[Task to complete]: Write out, exactly as they appear, only the lines running from the line with "Extract the structured" to the final line of the listing; include both.

[Records from a dataset]
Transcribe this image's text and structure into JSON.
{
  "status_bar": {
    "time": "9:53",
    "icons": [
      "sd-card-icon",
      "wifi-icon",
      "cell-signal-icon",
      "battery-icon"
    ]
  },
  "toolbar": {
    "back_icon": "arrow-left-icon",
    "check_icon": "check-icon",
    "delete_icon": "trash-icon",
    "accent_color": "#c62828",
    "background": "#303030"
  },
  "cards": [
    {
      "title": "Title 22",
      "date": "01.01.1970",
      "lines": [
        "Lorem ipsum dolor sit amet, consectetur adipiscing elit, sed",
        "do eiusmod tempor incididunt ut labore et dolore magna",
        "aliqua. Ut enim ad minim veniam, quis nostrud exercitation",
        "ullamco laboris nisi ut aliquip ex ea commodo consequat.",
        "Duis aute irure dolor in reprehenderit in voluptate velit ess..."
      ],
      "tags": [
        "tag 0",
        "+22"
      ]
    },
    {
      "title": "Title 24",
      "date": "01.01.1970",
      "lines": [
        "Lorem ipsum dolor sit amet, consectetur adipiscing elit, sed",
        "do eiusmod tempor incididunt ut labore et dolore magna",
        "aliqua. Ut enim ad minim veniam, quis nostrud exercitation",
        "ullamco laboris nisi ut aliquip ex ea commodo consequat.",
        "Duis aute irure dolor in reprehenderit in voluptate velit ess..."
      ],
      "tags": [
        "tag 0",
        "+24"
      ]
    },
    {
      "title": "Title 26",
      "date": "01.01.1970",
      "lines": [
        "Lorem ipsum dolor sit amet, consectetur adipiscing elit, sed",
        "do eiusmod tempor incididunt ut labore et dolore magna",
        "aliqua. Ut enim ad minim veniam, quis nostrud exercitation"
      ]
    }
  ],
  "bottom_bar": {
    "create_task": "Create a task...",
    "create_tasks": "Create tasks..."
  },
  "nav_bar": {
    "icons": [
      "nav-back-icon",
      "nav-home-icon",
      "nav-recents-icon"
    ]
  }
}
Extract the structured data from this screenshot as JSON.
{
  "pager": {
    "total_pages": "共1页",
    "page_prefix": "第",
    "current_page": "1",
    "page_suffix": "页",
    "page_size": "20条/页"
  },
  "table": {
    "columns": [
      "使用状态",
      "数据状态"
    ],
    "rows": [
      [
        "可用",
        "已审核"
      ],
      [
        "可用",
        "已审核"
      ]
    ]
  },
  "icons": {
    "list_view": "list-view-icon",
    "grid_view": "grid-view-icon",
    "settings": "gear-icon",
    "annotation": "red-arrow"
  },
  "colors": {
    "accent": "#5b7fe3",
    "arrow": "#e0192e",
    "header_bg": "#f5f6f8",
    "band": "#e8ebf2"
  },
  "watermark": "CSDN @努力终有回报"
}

[Finished exercise]:
Extract the structured data from this screenshot as JSON.
{
  "pager": {
    "total_pages": "共1页",
    "page_prefix": "第",
    "current_page": "1",
    "page_suffix": "页",
    "page_size": "20条/页"
  },
  "table": {
    "columns": [
      "使用状态",
      "数据状态"
    ],
    "rows": [
      [
        "可用",
        "已审核"
      ],
      [
        "可用",
        "已审核"
      ]
    ]
  },
  "icons": {
    "list_view": "list-view-icon",
    "grid_view": "grid-view-icon",
    "settings": "gear-icon",
    "annotation": "red-arrow"
  },
  "colors": {
    "accent": "#5b7fe3",
    "arrow": "#e0192e",
    "header_bg": "#f5f6f8",
    "band": "#e8ebf2"
  },
  "watermark": "CSDN @努力终有回报"
}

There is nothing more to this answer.